• **What the task requires**
Collect every line below that contains the word "JSON".

┏━━

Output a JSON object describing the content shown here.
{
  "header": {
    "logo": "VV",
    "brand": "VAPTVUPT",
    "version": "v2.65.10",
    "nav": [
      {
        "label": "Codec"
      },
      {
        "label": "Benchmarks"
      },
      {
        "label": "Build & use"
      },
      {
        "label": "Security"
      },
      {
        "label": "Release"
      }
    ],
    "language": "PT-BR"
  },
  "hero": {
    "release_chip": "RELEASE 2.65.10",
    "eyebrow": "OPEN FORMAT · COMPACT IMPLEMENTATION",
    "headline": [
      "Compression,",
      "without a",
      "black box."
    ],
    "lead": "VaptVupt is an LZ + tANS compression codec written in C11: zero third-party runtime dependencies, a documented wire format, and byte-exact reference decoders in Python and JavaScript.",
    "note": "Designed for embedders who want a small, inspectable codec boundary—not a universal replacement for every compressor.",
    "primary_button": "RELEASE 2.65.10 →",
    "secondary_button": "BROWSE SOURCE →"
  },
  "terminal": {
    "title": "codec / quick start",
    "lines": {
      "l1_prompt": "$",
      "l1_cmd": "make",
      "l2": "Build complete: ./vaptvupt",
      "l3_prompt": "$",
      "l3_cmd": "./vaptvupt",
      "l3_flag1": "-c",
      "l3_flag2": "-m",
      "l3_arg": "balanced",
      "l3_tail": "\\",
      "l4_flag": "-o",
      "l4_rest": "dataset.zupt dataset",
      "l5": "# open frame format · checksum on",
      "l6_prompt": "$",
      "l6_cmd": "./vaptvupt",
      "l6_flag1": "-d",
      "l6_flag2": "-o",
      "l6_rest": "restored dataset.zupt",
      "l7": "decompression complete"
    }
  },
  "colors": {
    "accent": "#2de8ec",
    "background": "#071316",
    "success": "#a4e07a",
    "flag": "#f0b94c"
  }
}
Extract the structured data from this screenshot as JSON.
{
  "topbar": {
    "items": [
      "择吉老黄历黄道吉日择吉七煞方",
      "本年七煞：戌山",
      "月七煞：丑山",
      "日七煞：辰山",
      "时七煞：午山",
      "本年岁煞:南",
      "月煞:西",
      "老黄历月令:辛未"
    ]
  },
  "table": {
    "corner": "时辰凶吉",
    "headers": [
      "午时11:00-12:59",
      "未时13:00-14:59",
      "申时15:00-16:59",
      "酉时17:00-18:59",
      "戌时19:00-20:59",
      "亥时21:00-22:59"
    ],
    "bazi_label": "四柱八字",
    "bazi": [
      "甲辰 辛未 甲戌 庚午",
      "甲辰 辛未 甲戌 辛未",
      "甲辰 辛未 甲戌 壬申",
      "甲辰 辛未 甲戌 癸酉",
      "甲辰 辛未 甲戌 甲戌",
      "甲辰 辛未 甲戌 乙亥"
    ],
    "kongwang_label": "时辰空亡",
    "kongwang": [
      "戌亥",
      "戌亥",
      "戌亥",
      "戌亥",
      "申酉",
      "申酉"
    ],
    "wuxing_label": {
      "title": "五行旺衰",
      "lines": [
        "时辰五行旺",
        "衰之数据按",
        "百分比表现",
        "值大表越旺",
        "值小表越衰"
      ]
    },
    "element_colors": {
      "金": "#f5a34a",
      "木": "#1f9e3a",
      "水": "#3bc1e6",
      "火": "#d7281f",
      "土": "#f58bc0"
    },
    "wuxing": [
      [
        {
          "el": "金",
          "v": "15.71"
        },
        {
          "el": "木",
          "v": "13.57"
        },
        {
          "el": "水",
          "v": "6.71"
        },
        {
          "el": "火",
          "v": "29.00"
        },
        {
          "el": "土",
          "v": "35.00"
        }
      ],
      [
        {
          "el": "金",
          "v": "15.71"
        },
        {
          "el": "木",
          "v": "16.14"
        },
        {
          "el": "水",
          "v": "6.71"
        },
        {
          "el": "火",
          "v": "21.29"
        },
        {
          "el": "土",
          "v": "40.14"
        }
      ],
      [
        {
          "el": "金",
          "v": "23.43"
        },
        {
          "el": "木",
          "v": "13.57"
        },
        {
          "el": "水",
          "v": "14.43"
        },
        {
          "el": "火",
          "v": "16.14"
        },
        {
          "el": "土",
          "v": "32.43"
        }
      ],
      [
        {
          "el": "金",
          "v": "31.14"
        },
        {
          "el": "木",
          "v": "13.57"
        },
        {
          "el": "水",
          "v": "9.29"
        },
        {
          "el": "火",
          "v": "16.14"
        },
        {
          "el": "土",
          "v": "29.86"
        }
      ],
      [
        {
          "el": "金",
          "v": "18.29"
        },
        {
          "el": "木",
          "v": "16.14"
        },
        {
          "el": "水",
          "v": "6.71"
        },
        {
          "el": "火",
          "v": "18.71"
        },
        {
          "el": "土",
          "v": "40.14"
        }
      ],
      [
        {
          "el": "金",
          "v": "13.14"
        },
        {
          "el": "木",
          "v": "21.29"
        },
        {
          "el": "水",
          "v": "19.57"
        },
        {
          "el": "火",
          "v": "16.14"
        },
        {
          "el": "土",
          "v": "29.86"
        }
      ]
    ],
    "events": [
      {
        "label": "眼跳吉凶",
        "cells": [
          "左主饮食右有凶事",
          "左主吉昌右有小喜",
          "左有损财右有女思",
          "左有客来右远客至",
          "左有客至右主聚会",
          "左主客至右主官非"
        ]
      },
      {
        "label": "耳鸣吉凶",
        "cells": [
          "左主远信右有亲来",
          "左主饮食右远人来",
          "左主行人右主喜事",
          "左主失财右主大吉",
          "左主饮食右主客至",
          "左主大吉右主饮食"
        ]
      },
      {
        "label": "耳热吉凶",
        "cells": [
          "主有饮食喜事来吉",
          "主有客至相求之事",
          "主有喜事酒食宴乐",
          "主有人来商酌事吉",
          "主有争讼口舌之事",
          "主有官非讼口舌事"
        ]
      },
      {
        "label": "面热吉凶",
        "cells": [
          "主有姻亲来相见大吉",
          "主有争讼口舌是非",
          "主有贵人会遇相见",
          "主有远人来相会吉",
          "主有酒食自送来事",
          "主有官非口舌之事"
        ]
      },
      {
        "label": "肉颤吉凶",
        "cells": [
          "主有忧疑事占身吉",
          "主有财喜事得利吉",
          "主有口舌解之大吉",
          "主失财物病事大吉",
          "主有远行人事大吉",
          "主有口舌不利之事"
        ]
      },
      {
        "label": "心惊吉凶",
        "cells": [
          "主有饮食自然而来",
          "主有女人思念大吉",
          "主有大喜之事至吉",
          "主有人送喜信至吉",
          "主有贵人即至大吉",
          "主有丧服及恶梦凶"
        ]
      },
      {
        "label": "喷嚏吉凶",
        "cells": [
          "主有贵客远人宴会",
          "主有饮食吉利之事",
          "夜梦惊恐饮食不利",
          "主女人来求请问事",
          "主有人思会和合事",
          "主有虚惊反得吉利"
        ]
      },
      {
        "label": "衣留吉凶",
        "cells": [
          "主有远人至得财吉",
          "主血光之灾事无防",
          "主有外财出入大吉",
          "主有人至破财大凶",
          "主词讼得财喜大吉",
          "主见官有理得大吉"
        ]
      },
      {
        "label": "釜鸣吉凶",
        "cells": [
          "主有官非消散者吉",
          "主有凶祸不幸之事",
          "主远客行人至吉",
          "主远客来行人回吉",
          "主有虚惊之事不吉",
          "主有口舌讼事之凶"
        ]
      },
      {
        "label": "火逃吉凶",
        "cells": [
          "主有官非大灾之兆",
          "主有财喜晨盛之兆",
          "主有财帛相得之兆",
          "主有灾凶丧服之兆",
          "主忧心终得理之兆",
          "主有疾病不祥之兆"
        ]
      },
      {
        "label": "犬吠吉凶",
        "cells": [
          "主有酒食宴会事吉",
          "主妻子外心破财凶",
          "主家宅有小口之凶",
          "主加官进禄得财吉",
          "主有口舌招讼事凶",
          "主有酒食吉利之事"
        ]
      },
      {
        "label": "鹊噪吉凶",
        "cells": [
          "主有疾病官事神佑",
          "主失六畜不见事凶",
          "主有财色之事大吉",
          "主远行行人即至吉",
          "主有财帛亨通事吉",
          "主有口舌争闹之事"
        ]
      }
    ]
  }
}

┗━━

• **Solution for this problem**
Output a JSON object describing the content shown here.
Extract the structured data from this screenshot as JSON.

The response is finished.